> _SUPPLIED INFORMATION_:

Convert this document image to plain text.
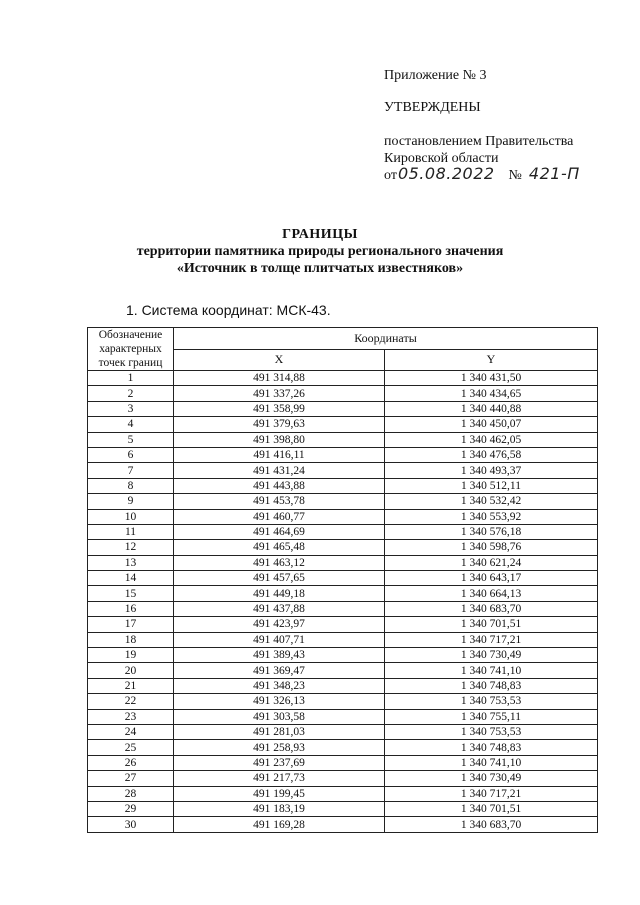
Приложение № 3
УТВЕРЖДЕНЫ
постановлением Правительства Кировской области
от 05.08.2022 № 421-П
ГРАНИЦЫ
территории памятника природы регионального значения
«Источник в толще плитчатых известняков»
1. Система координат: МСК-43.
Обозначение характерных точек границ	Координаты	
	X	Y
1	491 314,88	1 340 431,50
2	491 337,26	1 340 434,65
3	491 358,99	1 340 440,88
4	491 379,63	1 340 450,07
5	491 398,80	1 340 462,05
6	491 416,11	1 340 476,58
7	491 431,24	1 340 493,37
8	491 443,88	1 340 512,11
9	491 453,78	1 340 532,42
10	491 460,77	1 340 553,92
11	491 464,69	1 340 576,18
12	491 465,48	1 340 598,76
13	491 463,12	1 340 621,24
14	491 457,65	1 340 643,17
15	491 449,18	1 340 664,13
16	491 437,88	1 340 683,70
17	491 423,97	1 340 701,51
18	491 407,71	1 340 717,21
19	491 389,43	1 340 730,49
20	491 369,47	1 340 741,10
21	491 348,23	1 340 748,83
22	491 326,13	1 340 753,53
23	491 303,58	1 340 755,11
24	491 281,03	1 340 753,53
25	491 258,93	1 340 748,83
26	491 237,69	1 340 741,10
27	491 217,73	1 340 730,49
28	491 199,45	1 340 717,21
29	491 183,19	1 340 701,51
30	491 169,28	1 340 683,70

==

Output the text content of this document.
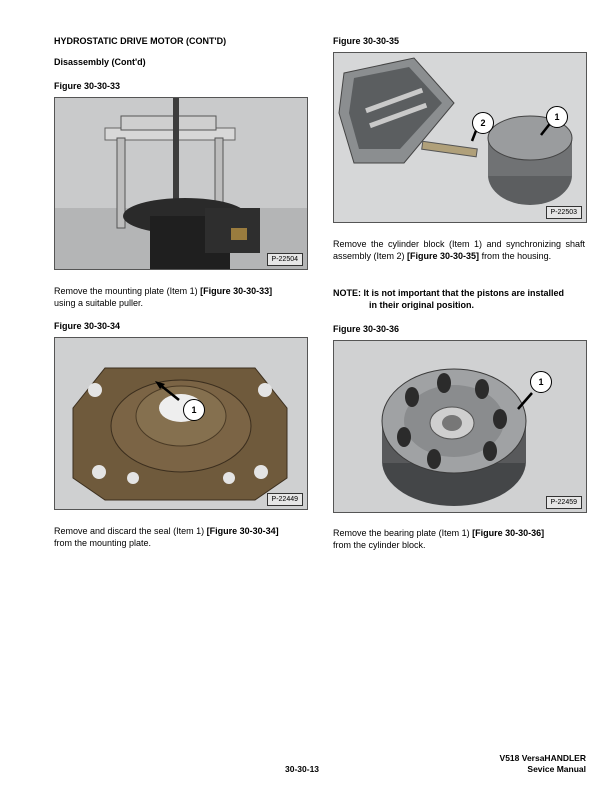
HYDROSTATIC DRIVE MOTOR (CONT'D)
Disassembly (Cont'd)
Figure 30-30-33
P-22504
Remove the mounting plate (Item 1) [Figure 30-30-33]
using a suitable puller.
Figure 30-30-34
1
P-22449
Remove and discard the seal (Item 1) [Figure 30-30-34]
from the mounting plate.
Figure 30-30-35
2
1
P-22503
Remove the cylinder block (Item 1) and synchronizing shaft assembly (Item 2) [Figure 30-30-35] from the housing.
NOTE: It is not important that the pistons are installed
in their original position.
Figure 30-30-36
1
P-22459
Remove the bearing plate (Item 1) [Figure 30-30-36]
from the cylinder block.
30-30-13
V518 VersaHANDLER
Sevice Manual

--

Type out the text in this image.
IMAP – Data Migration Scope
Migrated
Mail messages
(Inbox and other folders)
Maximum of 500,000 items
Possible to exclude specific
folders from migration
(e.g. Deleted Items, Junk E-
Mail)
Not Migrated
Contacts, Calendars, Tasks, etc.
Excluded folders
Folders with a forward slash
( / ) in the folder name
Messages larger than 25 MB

> _TASK TO COMPLETE_: Copy every line from the records above that contains the word "Remove".

> _WRITTEN ANSWER_:
Remove the mounting plate (Item 1) [Figure 30-30-33]
Remove and discard the seal (Item 1) [Figure 30-30-34]
Remove the cylinder block (Item 1) and synchronizing shaft assembly (Item 2) [Figure 30-30-35] from the housing.
Remove the bearing plate (Item 1) [Figure 30-30-36]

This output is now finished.